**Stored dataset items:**
━━━━━━━━━━━━━━━━

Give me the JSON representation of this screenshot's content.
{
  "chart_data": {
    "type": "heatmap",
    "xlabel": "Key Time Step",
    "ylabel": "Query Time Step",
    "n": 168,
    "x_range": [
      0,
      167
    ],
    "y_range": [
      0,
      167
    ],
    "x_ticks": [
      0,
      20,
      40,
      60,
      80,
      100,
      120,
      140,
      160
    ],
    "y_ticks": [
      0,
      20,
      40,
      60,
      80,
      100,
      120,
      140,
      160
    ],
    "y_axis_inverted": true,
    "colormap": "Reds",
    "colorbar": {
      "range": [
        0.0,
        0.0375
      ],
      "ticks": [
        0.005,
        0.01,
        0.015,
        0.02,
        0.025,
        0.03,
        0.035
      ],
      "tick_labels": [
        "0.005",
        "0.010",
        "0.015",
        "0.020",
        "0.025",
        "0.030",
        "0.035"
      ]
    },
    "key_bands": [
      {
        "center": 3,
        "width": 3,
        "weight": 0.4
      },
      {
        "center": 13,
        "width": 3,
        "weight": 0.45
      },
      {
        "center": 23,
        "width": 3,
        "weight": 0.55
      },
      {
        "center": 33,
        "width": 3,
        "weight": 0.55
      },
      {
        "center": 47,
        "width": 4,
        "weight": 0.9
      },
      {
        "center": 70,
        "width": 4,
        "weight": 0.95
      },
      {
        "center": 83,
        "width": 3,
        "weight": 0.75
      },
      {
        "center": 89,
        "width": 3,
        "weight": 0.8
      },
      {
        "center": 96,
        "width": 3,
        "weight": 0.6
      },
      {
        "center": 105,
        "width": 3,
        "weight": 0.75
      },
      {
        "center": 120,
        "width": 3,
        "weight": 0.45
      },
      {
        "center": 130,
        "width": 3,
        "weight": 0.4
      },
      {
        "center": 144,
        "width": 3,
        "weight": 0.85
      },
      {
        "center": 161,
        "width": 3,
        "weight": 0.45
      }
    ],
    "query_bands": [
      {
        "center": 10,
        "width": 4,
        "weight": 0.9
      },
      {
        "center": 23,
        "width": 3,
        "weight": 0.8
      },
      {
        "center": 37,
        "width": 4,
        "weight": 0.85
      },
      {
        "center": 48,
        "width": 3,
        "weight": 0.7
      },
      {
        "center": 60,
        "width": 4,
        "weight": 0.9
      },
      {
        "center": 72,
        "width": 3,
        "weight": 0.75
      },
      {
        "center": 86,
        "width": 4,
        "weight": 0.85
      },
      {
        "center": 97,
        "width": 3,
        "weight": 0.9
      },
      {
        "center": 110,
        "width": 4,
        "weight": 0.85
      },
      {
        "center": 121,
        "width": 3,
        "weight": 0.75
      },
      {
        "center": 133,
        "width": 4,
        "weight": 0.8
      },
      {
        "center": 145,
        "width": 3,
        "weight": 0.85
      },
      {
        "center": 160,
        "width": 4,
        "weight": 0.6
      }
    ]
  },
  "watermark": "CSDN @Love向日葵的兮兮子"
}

━━━━━━━━━━━━━━━━

**Job:** Return all of the data exactly as it reads.

**The completed task:**
Give me the JSON representation of this screenshot's content.
{
  "chart_data": {
    "type": "heatmap",
    "xlabel": "Key Time Step",
    "ylabel": "Query Time Step",
    "n": 168,
    "x_range": [
      0,
      167
    ],
    "y_range": [
      0,
      167
    ],
    "x_ticks": [
      0,
      20,
      40,
      60,
      80,
      100,
      120,
      140,
      160
    ],
    "y_ticks": [
      0,
      20,
      40,
      60,
      80,
      100,
      120,
      140,
      160
    ],
    "y_axis_inverted": true,
    "colormap": "Reds",
    "colorbar": {
      "range": [
        0.0,
        0.0375
      ],
      "ticks": [
        0.005,
        0.01,
        0.015,
        0.02,
        0.025,
        0.03,
        0.035
      ],
      "tick_labels": [
        "0.005",
        "0.010",
        "0.015",
        "0.020",
        "0.025",
        "0.030",
        "0.035"
      ]
    },
    "key_bands": [
      {
        "center": 3,
        "width": 3,
        "weight": 0.4
      },
      {
        "center": 13,
        "width": 3,
        "weight": 0.45
      },
      {
        "center": 23,
        "width": 3,
        "weight": 0.55
      },
      {
        "center": 33,
        "width": 3,
        "weight": 0.55
      },
      {
        "center": 47,
        "width": 4,
        "weight": 0.9
      },
      {
        "center": 70,
        "width": 4,
        "weight": 0.95
      },
      {
        "center": 83,
        "width": 3,
        "weight": 0.75
      },
      {
        "center": 89,
        "width": 3,
        "weight": 0.8
      },
      {
        "center": 96,
        "width": 3,
        "weight": 0.6
      },
      {
        "center": 105,
        "width": 3,
        "weight": 0.75
      },
      {
        "center": 120,
        "width": 3,
        "weight": 0.45
      },
      {
        "center": 130,
        "width": 3,
        "weight": 0.4
      },
      {
        "center": 144,
        "width": 3,
        "weight": 0.85
      },
      {
        "center": 161,
        "width": 3,
        "weight": 0.45
      }
    ],
    "query_bands": [
      {
        "center": 10,
        "width": 4,
        "weight": 0.9
      },
      {
        "center": 23,
        "width": 3,
        "weight": 0.8
      },
      {
        "center": 37,
        "width": 4,
        "weight": 0.85
      },
      {
        "center": 48,
        "width": 3,
        "weight": 0.7
      },
      {
        "center": 60,
        "width": 4,
        "weight": 0.9
      },
      {
        "center": 72,
        "width": 3,
        "weight": 0.75
      },
      {
        "center": 86,
        "width": 4,
        "weight": 0.85
      },
      {
        "center": 97,
        "width": 3,
        "weight": 0.9
      },
      {
        "center": 110,
        "width": 4,
        "weight": 0.85
      },
      {
        "center": 121,
        "width": 3,
        "weight": 0.75
      },
      {
        "center": 133,
        "width": 4,
        "weight": 0.8
      },
      {
        "center": 145,
        "width": 3,
        "weight": 0.85
      },
      {
        "center": 160,
        "width": 4,
        "weight": 0.6
      }
    ]
  },
  "watermark": "CSDN @Love向日葵的兮兮子"
}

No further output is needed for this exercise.